* Problem to work on
Transcribe every entry word for word, leaving out all images.

----- Recorded data

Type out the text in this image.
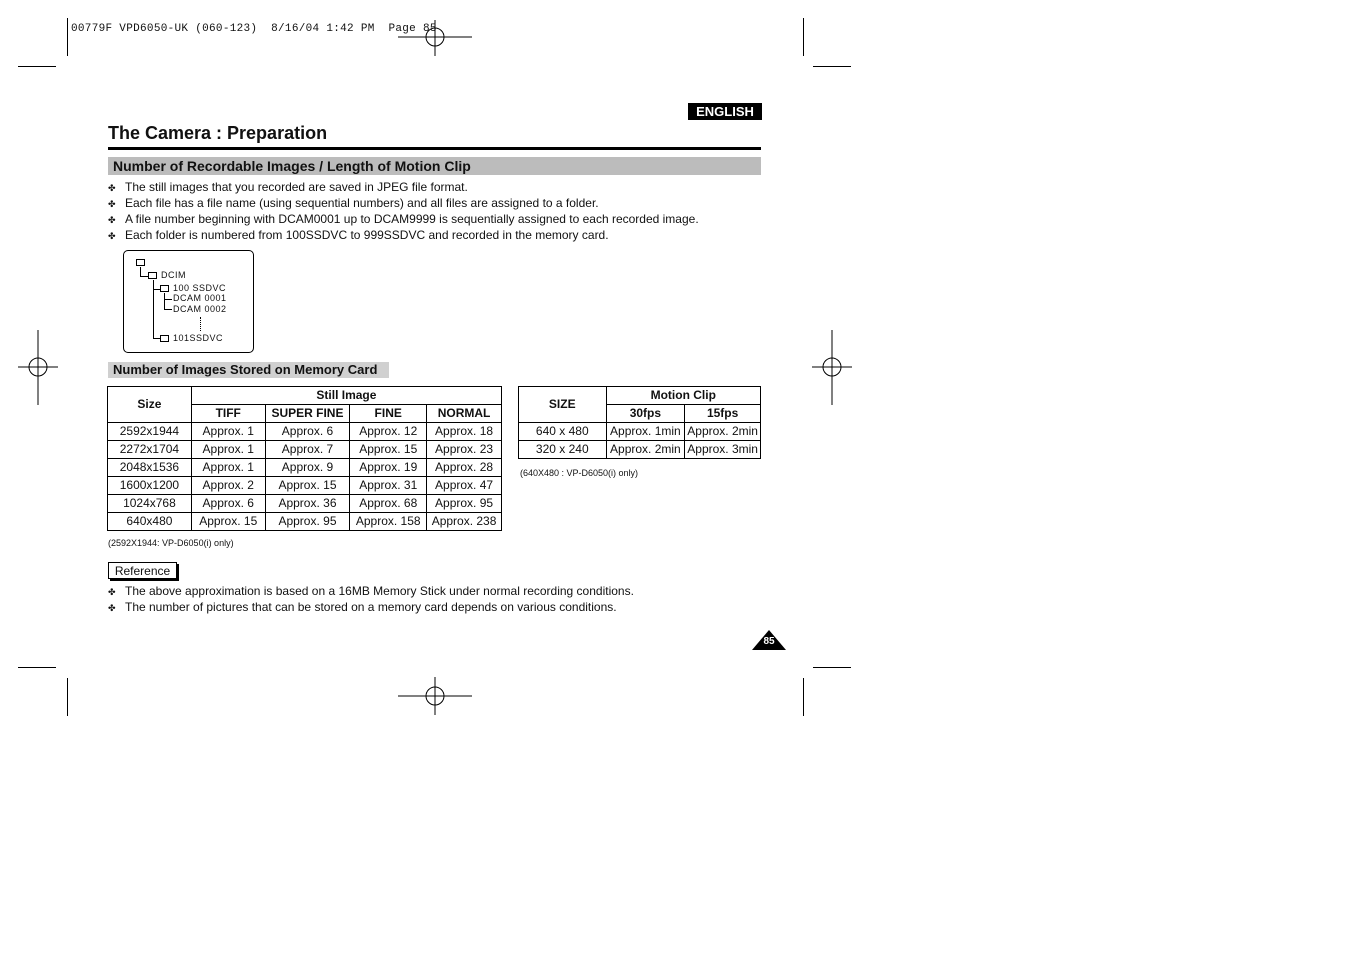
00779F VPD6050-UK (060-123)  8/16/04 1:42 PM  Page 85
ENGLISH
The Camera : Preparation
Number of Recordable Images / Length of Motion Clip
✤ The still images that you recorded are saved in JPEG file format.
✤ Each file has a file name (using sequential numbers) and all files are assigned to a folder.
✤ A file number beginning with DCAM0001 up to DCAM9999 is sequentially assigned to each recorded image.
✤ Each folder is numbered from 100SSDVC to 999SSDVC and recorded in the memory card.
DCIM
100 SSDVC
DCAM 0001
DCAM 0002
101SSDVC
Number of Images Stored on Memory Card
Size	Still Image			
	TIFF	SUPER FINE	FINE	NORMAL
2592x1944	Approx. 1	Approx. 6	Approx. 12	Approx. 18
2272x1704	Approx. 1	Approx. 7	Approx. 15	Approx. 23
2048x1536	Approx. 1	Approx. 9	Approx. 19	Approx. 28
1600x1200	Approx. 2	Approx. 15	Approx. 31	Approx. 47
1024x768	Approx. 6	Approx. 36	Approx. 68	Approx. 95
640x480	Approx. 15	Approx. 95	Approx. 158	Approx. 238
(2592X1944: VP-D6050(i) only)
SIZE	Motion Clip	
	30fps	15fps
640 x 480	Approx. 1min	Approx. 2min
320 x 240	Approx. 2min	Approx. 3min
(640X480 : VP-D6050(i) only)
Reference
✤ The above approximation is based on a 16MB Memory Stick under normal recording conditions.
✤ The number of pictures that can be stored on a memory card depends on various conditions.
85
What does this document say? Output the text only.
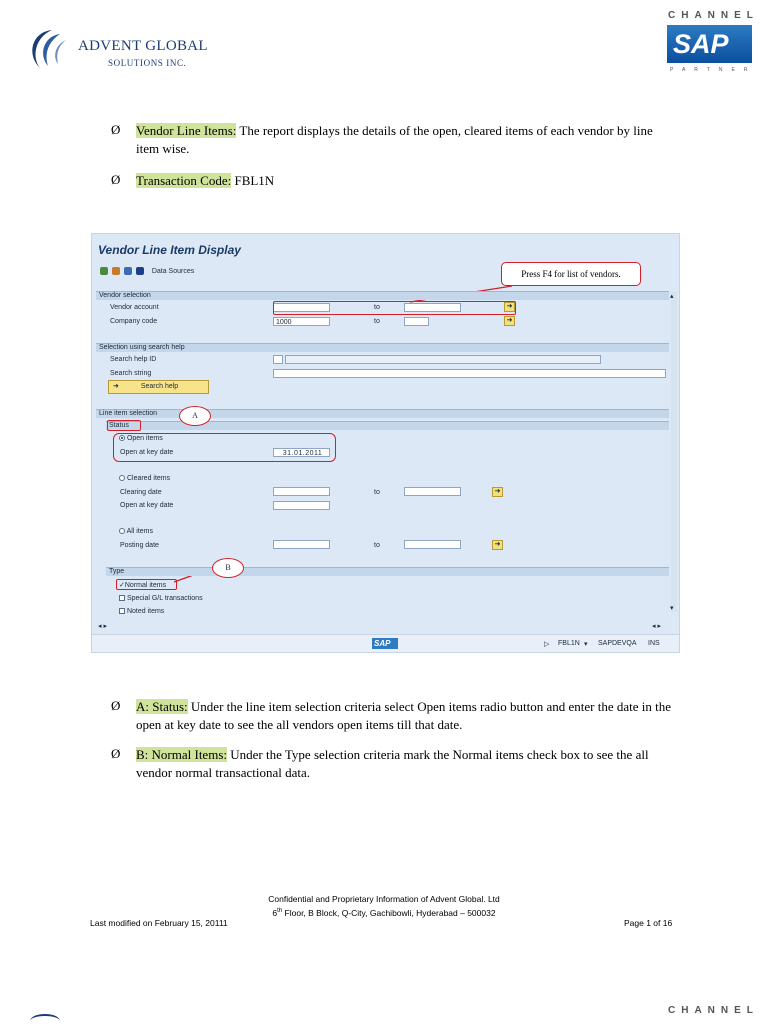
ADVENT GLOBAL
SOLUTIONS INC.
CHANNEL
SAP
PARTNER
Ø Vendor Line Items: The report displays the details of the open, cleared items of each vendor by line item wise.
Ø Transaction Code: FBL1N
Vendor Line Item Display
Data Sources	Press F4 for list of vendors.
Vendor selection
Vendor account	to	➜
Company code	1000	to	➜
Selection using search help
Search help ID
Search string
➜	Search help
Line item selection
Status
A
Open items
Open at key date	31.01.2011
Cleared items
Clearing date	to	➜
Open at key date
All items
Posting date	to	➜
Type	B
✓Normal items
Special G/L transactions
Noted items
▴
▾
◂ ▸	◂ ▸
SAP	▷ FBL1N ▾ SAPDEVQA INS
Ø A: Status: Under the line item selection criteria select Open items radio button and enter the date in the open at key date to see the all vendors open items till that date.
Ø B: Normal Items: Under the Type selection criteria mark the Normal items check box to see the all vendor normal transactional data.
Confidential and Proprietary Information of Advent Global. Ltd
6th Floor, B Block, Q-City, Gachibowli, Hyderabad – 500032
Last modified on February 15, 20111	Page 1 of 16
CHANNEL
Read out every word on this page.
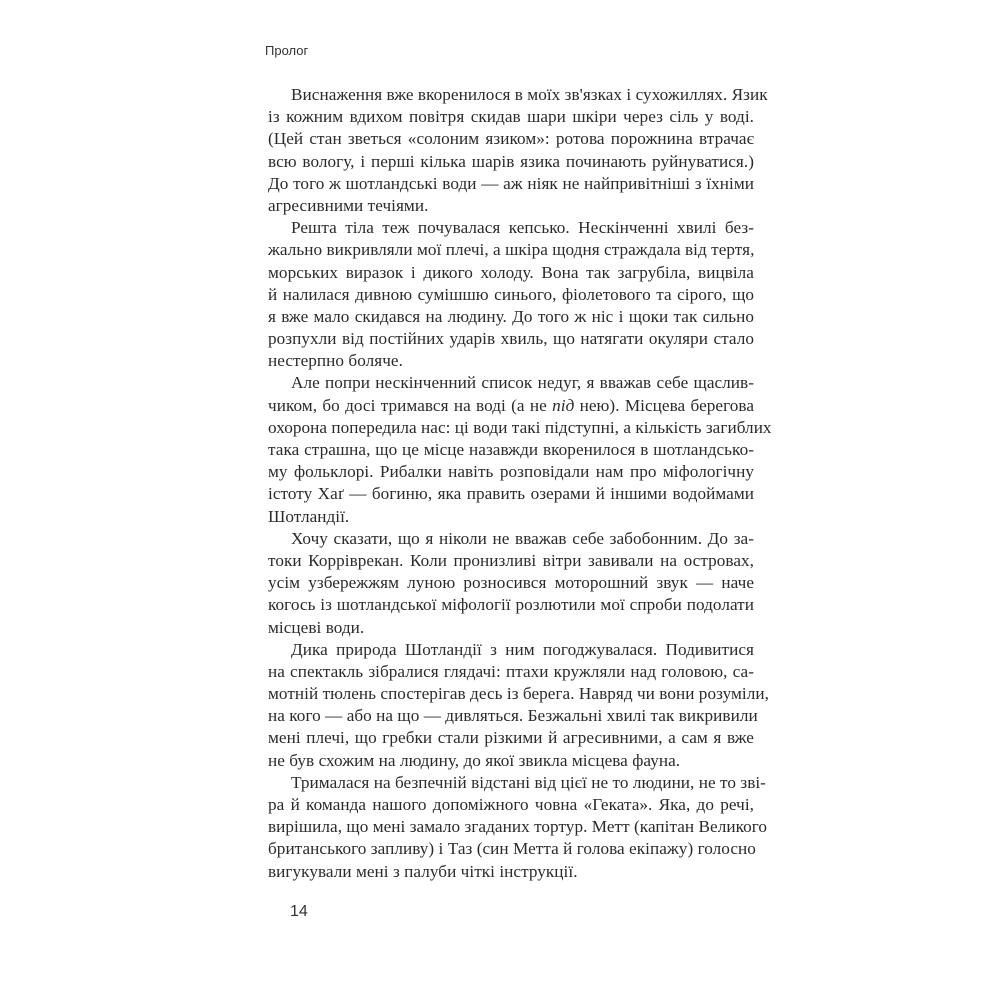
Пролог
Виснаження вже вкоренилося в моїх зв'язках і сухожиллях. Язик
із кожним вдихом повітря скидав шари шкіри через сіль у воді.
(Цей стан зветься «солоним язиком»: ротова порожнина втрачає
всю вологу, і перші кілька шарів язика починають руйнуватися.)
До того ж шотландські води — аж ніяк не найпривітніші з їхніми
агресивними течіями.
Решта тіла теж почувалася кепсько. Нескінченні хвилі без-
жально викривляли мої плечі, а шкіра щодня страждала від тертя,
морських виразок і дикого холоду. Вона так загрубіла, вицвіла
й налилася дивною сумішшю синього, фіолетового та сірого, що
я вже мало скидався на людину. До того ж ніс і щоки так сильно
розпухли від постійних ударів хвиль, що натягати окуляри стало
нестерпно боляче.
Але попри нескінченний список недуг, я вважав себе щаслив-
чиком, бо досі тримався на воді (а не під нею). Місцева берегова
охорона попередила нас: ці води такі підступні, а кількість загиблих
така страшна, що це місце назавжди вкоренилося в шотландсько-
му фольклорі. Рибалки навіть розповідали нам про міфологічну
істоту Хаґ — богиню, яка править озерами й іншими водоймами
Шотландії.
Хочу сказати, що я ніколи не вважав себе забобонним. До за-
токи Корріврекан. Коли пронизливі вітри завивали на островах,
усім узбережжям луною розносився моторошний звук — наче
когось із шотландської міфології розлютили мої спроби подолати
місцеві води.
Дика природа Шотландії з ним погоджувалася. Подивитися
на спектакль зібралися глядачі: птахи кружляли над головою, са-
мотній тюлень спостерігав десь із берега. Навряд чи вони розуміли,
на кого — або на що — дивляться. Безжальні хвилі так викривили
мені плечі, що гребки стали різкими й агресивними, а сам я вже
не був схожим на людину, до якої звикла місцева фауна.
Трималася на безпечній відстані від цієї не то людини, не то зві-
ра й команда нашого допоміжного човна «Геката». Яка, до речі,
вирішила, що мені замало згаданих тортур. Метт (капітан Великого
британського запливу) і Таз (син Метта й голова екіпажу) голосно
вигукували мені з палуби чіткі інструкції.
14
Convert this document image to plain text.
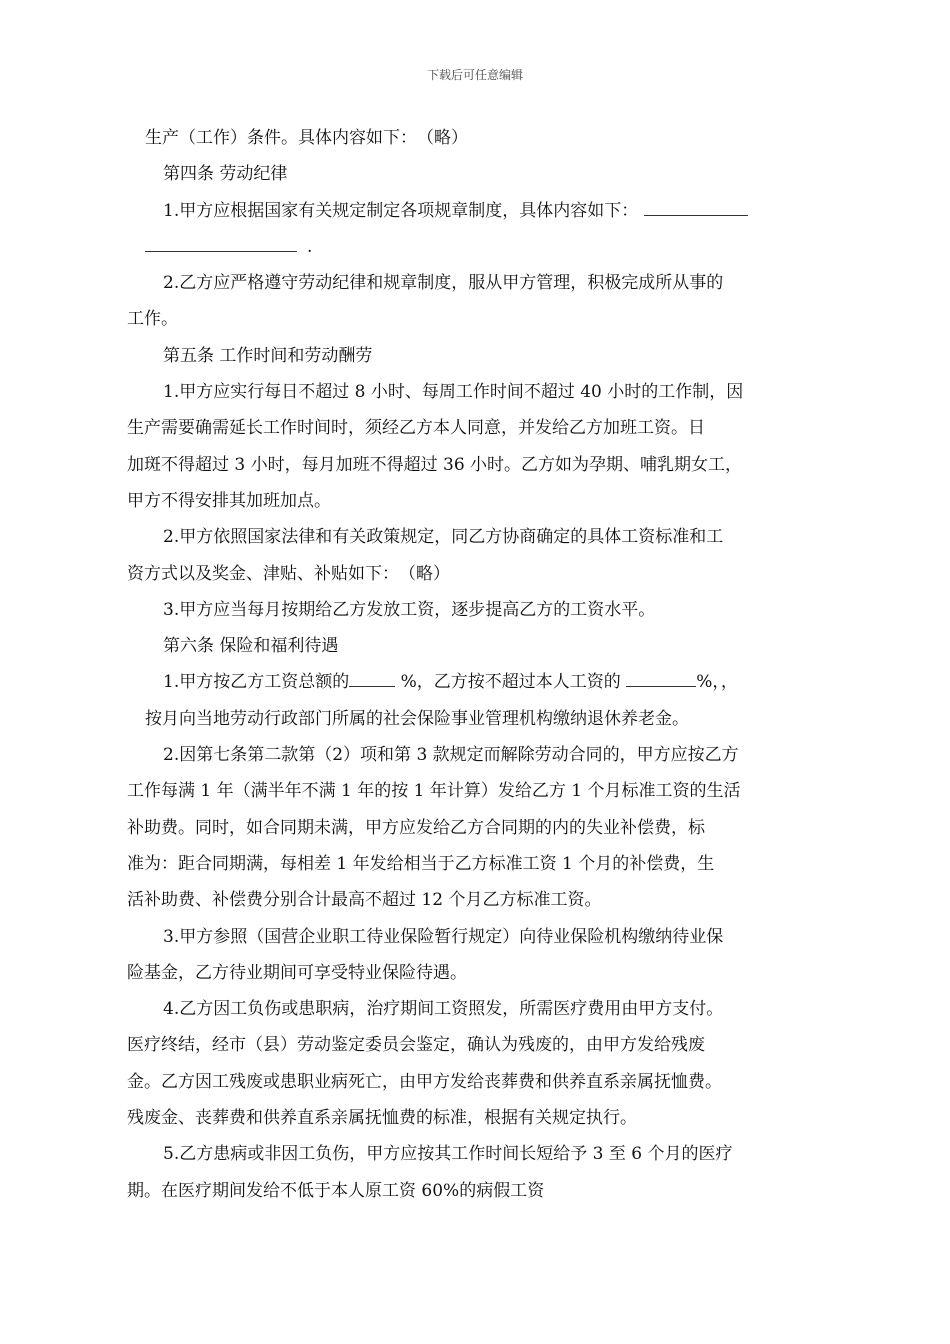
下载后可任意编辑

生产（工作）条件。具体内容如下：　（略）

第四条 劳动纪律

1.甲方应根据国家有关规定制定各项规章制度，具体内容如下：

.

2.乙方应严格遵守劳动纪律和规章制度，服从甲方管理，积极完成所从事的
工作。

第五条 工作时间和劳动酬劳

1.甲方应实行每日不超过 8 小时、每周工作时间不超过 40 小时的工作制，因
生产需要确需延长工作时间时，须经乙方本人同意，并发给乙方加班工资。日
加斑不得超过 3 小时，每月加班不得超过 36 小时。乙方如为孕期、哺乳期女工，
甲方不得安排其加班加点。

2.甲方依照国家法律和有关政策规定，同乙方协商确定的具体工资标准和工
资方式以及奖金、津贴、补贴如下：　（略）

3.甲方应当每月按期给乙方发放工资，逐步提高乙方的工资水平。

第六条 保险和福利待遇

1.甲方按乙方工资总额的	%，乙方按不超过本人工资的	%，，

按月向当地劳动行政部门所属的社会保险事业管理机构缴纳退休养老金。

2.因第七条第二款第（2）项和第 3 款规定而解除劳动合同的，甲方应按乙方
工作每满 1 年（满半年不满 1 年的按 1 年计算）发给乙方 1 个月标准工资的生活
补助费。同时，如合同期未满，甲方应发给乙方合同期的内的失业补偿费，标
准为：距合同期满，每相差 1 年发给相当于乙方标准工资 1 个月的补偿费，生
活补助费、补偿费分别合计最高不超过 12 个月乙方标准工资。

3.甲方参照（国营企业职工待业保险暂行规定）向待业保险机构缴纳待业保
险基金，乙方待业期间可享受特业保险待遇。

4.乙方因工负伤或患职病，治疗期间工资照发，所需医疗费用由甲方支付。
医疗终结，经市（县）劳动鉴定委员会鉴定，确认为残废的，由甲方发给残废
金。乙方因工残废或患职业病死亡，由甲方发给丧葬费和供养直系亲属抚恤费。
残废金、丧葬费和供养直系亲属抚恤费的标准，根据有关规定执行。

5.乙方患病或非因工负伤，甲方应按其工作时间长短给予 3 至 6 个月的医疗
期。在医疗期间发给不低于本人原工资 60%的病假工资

----------

* Completed task
Type out the text in this image.
00779F VPD6050-UK (060-123)  8/16/04 1:42 PM  Page 85
ENGLISH
The Camera : Preparation
Number of Recordable Images / Length of Motion Clip
✤ The still images that you recorded are saved in JPEG file format.
✤ Each file has a file name (using sequential numbers) and all files are assigned to a folder.
✤ A file number beginning with DCAM0001 up to DCAM9999 is sequentially assigned to each recorded image.
✤ Each folder is numbered from 100SSDVC to 999SSDVC and recorded in the memory card.
DCIM
100 SSDVC
DCAM 0001
DCAM 0002
101SSDVC
Number of Images Stored on Memory Card
Size	Still Image			
	TIFF	SUPER FINE	FINE	NORMAL
2592x1944	Approx. 1	Approx. 6	Approx. 12	Approx. 18
2272x1704	Approx. 1	Approx. 7	Approx. 15	Approx. 23
2048x1536	Approx. 1	Approx. 9	Approx. 19	Approx. 28
1600x1200	Approx. 2	Approx. 15	Approx. 31	Approx. 47
1024x768	Approx. 6	Approx. 36	Approx. 68	Approx. 95
640x480	Approx. 15	Approx. 95	Approx. 158	Approx. 238
(2592X1944: VP-D6050(i) only)
SIZE	Motion Clip	
	30fps	15fps
640 x 480	Approx. 1min	Approx. 2min
320 x 240	Approx. 2min	Approx. 3min
(640X480 : VP-D6050(i) only)
Reference
✤ The above approximation is based on a 16MB Memory Stick under normal recording conditions.
✤ The number of pictures that can be stored on a memory card depends on various conditions.
85
What does this document say? Output the text only.
ADVENT GLOBAL
SOLUTIONS INC.
CHANNEL
SAP
PARTNER
Ø Vendor Line Items: The report displays the details of the open, cleared items of each vendor by line item wise.
Ø Transaction Code: FBL1N
Vendor Line Item Display
Data Sources	Press F4 for list of vendors.
Vendor selection
Vendor account	to	➜
Company code	1000	to	➜
Selection using search help
Search help ID
Search string
➜	Search help
Line item selection
Status
A
Open items
Open at key date	31.01.2011
Cleared items
Clearing date	to	➜
Open at key date
All items
Posting date	to	➜
Type	B
✓Normal items
Special G/L transactions
Noted items
▴
▾
◂ ▸	◂ ▸
SAP	▷ FBL1N ▾ SAPDEVQA INS
Ø A: Status: Under the line item selection criteria select Open items radio button and enter the date in the open at key date to see the all vendors open items till that date.
Ø B: Normal Items: Under the Type selection criteria mark the Normal items check box to see the all vendor normal transactional data.
Confidential and Proprietary Information of Advent Global. Ltd
6th Floor, B Block, Q-City, Gachibowli, Hyderabad – 500032
Last modified on February 15, 20111	Page 1 of 16
CHANNEL
Read out every word on this page.
Пролог
Виснаження вже вкоренилося в моїх зв'язках і сухожиллях. Язик
із кожним вдихом повітря скидав шари шкіри через сіль у воді.
(Цей стан зветься «солоним язиком»: ротова порожнина втрачає
всю вологу, і перші кілька шарів язика починають руйнуватися.)
До того ж шотландські води — аж ніяк не найпривітніші з їхніми
агресивними течіями.
Решта тіла теж почувалася кепсько. Нескінченні хвилі без-
жально викривляли мої плечі, а шкіра щодня страждала від тертя,
морських виразок і дикого холоду. Вона так загрубіла, вицвіла
й налилася дивною сумішшю синього, фіолетового та сірого, що
я вже мало скидався на людину. До того ж ніс і щоки так сильно
розпухли від постійних ударів хвиль, що натягати окуляри стало
нестерпно боляче.
Але попри нескінченний список недуг, я вважав себе щаслив-
чиком, бо досі тримався на воді (а не під нею). Місцева берегова
охорона попередила нас: ці води такі підступні, а кількість загиблих
така страшна, що це місце назавжди вкоренилося в шотландсько-
му фольклорі. Рибалки навіть розповідали нам про міфологічну
істоту Хаґ — богиню, яка править озерами й іншими водоймами
Шотландії.
Хочу сказати, що я ніколи не вважав себе забобонним. До за-
токи Корріврекан. Коли пронизливі вітри завивали на островах,
усім узбережжям луною розносився моторошний звук — наче
когось із шотландської міфології розлютили мої спроби подолати
місцеві води.
Дика природа Шотландії з ним погоджувалася. Подивитися
на спектакль зібралися глядачі: птахи кружляли над головою, са-
мотній тюлень спостерігав десь із берега. Навряд чи вони розуміли,
на кого — або на що — дивляться. Безжальні хвилі так викривили
мені плечі, що гребки стали різкими й агресивними, а сам я вже
не був схожим на людину, до якої звикла місцева фауна.
Трималася на безпечній відстані від цієї не то людини, не то зві-
ра й команда нашого допоміжного човна «Геката». Яка, до речі,
вирішила, що мені замало згаданих тортур. Метт (капітан Великого
британського запливу) і Таз (син Метта й голова екіпажу) голосно
вигукували мені з палуби чіткі інструкції.
14
Convert this document image to plain text.
下载后可任意编辑

生产（工作）条件。具体内容如下：　（略）

第四条 劳动纪律

1.甲方应根据国家有关规定制定各项规章制度，具体内容如下：

.

2.乙方应严格遵守劳动纪律和规章制度，服从甲方管理，积极完成所从事的
工作。

第五条 工作时间和劳动酬劳

1.甲方应实行每日不超过 8 小时、每周工作时间不超过 40 小时的工作制，因
生产需要确需延长工作时间时，须经乙方本人同意，并发给乙方加班工资。日
加斑不得超过 3 小时，每月加班不得超过 36 小时。乙方如为孕期、哺乳期女工，
甲方不得安排其加班加点。

2.甲方依照国家法律和有关政策规定，同乙方协商确定的具体工资标准和工
资方式以及奖金、津贴、补贴如下：　（略）

3.甲方应当每月按期给乙方发放工资，逐步提高乙方的工资水平。

第六条 保险和福利待遇

1.甲方按乙方工资总额的	%，乙方按不超过本人工资的	%，，

按月向当地劳动行政部门所属的社会保险事业管理机构缴纳退休养老金。

2.因第七条第二款第（2）项和第 3 款规定而解除劳动合同的，甲方应按乙方
工作每满 1 年（满半年不满 1 年的按 1 年计算）发给乙方 1 个月标准工资的生活
补助费。同时，如合同期未满，甲方应发给乙方合同期的内的失业补偿费，标
准为：距合同期满，每相差 1 年发给相当于乙方标准工资 1 个月的补偿费，生
活补助费、补偿费分别合计最高不超过 12 个月乙方标准工资。

3.甲方参照（国营企业职工待业保险暂行规定）向待业保险机构缴纳待业保
险基金，乙方待业期间可享受特业保险待遇。

4.乙方因工负伤或患职病，治疗期间工资照发，所需医疗费用由甲方支付。
医疗终结，经市（县）劳动鉴定委员会鉴定，确认为残废的，由甲方发给残废
金。乙方因工残废或患职业病死亡，由甲方发给丧葬费和供养直系亲属抚恤费。
残废金、丧葬费和供养直系亲属抚恤费的标准，根据有关规定执行。

5.乙方患病或非因工负伤，甲方应按其工作时间长短给予 3 至 6 个月的医疗
期。在医疗期间发给不低于本人原工资 60%的病假工资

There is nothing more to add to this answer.